SET EXERCISE>
Go through the listing beneath this task and return every line that carries the string "обеспечивающей".

start

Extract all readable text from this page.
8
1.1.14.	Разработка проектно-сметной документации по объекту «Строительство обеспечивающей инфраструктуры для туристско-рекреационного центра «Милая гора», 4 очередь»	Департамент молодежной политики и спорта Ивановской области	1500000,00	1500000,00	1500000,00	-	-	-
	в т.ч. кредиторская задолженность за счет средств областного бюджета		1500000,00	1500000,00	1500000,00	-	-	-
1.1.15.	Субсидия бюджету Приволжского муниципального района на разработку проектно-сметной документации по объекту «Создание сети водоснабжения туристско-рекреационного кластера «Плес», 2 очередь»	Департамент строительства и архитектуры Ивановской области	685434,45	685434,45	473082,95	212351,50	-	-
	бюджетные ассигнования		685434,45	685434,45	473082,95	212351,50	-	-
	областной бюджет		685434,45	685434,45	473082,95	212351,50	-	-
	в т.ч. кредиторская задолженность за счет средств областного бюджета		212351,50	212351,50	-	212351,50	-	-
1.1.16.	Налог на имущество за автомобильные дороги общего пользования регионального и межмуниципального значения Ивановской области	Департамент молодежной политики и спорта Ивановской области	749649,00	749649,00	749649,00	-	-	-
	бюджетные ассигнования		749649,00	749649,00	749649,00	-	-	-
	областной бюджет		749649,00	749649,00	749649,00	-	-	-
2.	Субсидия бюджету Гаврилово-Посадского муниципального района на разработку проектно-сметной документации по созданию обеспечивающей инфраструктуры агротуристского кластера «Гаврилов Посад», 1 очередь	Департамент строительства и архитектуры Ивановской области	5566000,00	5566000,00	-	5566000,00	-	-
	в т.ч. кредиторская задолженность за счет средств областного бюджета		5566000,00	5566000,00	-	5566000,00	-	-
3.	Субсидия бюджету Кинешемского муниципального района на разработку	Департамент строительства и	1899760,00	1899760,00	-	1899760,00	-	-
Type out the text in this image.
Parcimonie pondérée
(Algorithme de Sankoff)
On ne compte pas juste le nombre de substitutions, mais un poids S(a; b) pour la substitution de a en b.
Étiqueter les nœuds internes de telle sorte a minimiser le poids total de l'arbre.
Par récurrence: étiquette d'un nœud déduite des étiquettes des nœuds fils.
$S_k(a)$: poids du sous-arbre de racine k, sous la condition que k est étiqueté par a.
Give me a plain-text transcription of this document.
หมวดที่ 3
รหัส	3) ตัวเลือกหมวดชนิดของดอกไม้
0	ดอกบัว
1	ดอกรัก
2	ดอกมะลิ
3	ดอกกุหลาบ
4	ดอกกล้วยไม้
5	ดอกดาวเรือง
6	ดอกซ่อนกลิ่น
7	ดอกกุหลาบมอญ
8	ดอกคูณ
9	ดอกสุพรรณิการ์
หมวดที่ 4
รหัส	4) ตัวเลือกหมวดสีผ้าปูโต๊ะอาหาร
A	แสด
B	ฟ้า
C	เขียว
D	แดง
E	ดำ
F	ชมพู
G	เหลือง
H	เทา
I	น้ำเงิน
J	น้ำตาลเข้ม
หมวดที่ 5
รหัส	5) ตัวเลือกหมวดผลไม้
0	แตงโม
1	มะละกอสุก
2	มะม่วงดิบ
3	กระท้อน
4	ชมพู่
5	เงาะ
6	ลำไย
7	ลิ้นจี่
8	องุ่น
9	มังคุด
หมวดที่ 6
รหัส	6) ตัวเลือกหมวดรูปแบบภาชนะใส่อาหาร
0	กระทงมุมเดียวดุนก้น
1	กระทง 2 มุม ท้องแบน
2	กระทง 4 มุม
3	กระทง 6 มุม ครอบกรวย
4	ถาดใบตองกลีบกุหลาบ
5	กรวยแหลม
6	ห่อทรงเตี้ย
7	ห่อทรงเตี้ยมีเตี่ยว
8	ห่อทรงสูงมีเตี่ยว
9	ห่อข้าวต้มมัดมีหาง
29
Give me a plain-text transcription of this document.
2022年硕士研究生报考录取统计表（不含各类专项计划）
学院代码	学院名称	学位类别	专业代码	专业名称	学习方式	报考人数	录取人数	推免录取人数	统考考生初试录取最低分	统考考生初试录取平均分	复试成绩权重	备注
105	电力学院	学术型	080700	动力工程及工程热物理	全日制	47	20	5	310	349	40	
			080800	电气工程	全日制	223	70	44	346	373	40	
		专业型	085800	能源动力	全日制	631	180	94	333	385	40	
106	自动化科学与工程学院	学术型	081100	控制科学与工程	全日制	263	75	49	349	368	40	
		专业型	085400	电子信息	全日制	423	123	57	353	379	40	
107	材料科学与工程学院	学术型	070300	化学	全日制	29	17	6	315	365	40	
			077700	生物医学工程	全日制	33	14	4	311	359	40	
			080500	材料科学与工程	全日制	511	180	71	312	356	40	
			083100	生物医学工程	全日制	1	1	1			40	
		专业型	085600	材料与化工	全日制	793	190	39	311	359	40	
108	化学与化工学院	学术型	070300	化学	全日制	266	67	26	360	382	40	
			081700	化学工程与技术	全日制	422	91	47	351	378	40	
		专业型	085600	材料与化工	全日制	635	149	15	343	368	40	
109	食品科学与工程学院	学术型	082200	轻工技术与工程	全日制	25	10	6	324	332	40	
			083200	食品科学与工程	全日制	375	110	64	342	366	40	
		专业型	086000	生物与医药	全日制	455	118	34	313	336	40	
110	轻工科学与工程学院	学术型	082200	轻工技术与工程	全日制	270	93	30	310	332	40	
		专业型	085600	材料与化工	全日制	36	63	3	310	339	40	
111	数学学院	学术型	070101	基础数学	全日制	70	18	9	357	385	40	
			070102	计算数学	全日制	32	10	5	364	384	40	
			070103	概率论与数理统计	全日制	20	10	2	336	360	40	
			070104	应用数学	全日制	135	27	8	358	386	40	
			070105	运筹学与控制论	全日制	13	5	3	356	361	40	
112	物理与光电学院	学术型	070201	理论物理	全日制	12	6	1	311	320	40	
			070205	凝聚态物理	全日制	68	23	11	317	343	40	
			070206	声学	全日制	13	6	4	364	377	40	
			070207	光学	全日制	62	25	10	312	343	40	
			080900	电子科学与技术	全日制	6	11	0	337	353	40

end

SOLUTION FOR THIS TASK>
1.1.14.	Разработка проектно-сметной документации по объекту «Строительство обеспечивающей инфраструктуры для туристско-рекреационного центра «Милая гора», 4 очередь»	Департамент молодежной политики и спорта Ивановской области	1500000,00	1500000,00	1500000,00	-	-	-
2.	Субсидия бюджету Гаврилово-Посадского муниципального района на разработку проектно-сметной документации по созданию обеспечивающей инфраструктуры агротуристского кластера «Гаврилов Посад», 1 очередь	Департамент строительства и архитектуры Ивановской области	5566000,00	5566000,00	-	5566000,00	-	-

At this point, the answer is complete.